## Short exercise
Copy out all the entries exactly.

==*==

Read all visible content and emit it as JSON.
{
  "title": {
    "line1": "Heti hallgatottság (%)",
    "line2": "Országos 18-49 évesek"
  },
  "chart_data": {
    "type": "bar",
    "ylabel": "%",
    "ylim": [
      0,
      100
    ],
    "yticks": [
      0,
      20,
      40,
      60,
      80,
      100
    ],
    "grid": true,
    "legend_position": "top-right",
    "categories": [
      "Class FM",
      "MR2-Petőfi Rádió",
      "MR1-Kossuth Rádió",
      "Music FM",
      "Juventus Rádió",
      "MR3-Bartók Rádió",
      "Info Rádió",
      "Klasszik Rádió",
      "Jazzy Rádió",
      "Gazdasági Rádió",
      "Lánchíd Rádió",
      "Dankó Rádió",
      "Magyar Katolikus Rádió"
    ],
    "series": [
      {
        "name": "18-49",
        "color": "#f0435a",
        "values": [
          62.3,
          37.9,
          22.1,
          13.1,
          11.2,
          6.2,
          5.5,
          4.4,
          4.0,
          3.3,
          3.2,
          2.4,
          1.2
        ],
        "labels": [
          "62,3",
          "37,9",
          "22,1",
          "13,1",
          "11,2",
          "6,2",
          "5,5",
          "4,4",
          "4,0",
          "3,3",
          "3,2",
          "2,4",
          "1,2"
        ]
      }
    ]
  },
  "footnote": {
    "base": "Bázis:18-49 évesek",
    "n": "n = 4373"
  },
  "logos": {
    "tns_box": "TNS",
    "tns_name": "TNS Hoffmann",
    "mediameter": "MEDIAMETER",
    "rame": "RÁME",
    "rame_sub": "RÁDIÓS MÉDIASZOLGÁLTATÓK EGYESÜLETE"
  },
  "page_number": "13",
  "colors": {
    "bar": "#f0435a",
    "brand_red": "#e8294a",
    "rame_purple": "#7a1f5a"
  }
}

==*==

## Exercise response
Read all visible content and emit it as JSON.
{
  "title": {
    "line1": "Heti hallgatottság (%)",
    "line2": "Országos 18-49 évesek"
  },
  "chart_data": {
    "type": "bar",
    "ylabel": "%",
    "ylim": [
      0,
      100
    ],
    "yticks": [
      0,
      20,
      40,
      60,
      80,
      100
    ],
    "grid": true,
    "legend_position": "top-right",
    "categories": [
      "Class FM",
      "MR2-Petőfi Rádió",
      "MR1-Kossuth Rádió",
      "Music FM",
      "Juventus Rádió",
      "MR3-Bartók Rádió",
      "Info Rádió",
      "Klasszik Rádió",
      "Jazzy Rádió",
      "Gazdasági Rádió",
      "Lánchíd Rádió",
      "Dankó Rádió",
      "Magyar Katolikus Rádió"
    ],
    "series": [
      {
        "name": "18-49",
        "color": "#f0435a",
        "values": [
          62.3,
          37.9,
          22.1,
          13.1,
          11.2,
          6.2,
          5.5,
          4.4,
          4.0,
          3.3,
          3.2,
          2.4,
          1.2
        ],
        "labels": [
          "62,3",
          "37,9",
          "22,1",
          "13,1",
          "11,2",
          "6,2",
          "5,5",
          "4,4",
          "4,0",
          "3,3",
          "3,2",
          "2,4",
          "1,2"
        ]
      }
    ]
  },
  "footnote": {
    "base": "Bázis:18-49 évesek",
    "n": "n = 4373"
  },
  "logos": {
    "tns_box": "TNS",
    "tns_name": "TNS Hoffmann",
    "mediameter": "MEDIAMETER",
    "rame": "RÁME",
    "rame_sub": "RÁDIÓS MÉDIASZOLGÁLTATÓK EGYESÜLETE"
  },
  "page_number": "13",
  "colors": {
    "bar": "#f0435a",
    "brand_red": "#e8294a",
    "rame_purple": "#7a1f5a"
  }
}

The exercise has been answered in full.